**Material:**
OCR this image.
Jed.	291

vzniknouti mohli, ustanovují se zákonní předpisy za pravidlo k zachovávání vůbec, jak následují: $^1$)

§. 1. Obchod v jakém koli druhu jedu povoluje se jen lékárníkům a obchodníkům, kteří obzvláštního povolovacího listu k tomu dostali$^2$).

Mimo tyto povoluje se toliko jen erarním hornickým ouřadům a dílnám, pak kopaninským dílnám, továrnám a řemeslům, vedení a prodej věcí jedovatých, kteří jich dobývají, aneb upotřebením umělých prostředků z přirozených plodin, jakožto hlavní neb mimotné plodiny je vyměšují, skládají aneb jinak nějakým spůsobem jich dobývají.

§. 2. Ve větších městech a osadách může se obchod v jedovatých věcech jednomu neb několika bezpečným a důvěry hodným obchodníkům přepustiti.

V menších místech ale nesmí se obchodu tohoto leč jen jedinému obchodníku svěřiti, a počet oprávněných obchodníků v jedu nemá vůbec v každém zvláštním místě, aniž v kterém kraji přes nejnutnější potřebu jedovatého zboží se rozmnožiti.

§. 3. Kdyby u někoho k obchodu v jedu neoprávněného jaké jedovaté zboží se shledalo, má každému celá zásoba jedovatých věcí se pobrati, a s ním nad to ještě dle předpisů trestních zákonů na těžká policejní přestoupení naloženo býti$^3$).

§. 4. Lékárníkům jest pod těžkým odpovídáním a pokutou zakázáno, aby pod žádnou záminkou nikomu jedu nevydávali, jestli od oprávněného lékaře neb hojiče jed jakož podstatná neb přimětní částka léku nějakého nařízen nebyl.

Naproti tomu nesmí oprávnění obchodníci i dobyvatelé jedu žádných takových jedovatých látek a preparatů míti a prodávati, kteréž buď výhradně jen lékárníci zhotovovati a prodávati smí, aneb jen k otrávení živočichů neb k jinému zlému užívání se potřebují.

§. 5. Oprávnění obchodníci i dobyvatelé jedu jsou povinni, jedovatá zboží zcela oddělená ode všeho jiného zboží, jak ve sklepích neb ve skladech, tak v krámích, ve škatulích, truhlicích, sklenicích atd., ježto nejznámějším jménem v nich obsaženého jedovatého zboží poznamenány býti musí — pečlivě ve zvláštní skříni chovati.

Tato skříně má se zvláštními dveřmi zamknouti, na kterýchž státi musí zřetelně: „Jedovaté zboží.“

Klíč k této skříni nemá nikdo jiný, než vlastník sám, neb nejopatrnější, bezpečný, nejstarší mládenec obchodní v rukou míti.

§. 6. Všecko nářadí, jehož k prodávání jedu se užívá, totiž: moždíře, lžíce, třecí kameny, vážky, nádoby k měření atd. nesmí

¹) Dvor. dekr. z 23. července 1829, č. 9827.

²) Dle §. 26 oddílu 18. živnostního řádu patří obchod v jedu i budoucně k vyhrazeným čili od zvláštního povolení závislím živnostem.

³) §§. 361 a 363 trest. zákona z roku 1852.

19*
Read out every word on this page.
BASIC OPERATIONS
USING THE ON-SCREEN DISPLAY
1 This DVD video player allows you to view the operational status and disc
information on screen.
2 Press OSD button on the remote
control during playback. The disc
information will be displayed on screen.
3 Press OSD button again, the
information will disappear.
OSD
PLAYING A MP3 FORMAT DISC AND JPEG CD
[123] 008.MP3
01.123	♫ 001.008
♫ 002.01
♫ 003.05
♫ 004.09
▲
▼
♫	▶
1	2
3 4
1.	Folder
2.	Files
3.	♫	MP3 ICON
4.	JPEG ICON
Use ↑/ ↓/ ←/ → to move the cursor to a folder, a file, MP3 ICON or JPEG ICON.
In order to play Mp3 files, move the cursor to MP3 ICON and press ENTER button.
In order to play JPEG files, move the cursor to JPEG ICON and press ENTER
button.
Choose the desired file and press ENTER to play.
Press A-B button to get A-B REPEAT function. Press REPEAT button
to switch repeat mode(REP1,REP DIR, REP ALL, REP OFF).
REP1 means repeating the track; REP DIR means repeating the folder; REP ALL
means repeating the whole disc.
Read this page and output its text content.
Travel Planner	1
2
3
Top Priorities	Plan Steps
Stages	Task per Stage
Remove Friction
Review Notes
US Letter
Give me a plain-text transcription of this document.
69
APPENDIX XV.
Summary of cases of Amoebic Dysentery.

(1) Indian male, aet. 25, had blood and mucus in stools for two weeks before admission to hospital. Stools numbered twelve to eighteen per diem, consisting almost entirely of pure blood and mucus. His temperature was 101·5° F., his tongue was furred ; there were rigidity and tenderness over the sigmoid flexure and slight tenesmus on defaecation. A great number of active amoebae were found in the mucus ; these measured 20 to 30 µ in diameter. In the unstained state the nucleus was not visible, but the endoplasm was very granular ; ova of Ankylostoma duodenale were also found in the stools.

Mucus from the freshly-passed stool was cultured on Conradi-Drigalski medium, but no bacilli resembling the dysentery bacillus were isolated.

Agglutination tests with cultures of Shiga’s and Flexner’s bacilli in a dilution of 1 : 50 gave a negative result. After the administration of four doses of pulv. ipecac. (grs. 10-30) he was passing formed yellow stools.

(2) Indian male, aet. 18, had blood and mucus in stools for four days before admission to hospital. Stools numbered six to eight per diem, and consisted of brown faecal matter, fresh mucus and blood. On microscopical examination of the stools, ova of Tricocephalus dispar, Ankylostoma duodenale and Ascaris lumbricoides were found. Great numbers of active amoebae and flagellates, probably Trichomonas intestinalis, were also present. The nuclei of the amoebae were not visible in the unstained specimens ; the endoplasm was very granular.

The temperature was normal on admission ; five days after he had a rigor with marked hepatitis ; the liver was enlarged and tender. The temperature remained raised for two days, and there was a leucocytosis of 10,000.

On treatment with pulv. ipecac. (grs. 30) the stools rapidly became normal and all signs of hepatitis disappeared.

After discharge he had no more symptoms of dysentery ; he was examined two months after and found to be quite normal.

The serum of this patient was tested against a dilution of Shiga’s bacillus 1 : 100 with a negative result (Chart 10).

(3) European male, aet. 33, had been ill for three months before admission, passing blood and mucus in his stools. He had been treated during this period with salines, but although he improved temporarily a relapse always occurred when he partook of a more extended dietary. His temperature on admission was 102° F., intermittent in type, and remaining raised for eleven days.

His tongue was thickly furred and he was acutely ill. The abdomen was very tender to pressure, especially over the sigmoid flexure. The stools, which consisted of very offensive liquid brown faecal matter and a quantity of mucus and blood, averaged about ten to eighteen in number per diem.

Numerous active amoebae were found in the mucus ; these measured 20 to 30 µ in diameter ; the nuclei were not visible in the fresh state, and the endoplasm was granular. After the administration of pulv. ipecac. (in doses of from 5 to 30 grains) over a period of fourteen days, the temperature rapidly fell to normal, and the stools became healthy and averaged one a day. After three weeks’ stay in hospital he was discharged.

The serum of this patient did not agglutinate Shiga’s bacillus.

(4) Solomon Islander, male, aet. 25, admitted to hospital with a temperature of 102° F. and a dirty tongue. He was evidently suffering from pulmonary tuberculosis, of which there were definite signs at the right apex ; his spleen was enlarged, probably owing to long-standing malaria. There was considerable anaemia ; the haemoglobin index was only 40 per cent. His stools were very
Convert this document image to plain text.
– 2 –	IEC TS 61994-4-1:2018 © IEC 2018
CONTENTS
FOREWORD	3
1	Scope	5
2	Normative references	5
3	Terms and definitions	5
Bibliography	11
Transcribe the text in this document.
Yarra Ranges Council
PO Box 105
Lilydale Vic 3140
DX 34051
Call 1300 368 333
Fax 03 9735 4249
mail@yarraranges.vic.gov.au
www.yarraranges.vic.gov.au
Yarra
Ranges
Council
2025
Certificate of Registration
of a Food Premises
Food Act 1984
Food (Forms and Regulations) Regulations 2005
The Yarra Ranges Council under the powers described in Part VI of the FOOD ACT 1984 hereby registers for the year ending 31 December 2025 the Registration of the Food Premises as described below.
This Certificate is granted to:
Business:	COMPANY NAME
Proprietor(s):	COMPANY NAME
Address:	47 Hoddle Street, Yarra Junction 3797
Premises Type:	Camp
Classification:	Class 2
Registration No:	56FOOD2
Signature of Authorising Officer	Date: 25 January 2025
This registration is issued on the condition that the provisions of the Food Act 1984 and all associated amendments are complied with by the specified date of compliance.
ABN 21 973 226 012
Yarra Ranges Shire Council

**Written instruction:**
Copy out every line from the records that has the word "active".

**Finished task:**
(1) Indian male, aet. 25, had blood and mucus in stools for two weeks before admission to hospital. Stools numbered twelve to eighteen per diem, consisting almost entirely of pure blood and mucus. His temperature was 101·5° F., his tongue was furred ; there were rigidity and tenderness over the sigmoid flexure and slight tenesmus on defaecation. A great number of active amoebae were found in the mucus ; these measured 20 to 30 µ in diameter. In the unstained state the nucleus was not visible, but the endoplasm was very granular ; ova of Ankylostoma duodenale were also found in the stools.
(2) Indian male, aet. 18, had blood and mucus in stools for four days before admission to hospital. Stools numbered six to eight per diem, and consisted of brown faecal matter, fresh mucus and blood. On microscopical examination of the stools, ova of Tricocephalus dispar, Ankylostoma duodenale and Ascaris lumbricoides were found. Great numbers of active amoebae and flagellates, probably Trichomonas intestinalis, were also present. The nuclei of the amoebae were not visible in the unstained specimens ; the endoplasm was very granular.
Numerous active amoebae were found in the mucus ; these measured 20 to 30 µ in diameter ; the nuclei were not visible in the fresh state, and the endoplasm was granular. After the administration of pulv. ipecac. (in doses of from 5 to 30 grains) over a period of fourteen days, the temperature rapidly fell to normal, and the stools became healthy and averaged one a day. After three weeks’ stay in hospital he was discharged.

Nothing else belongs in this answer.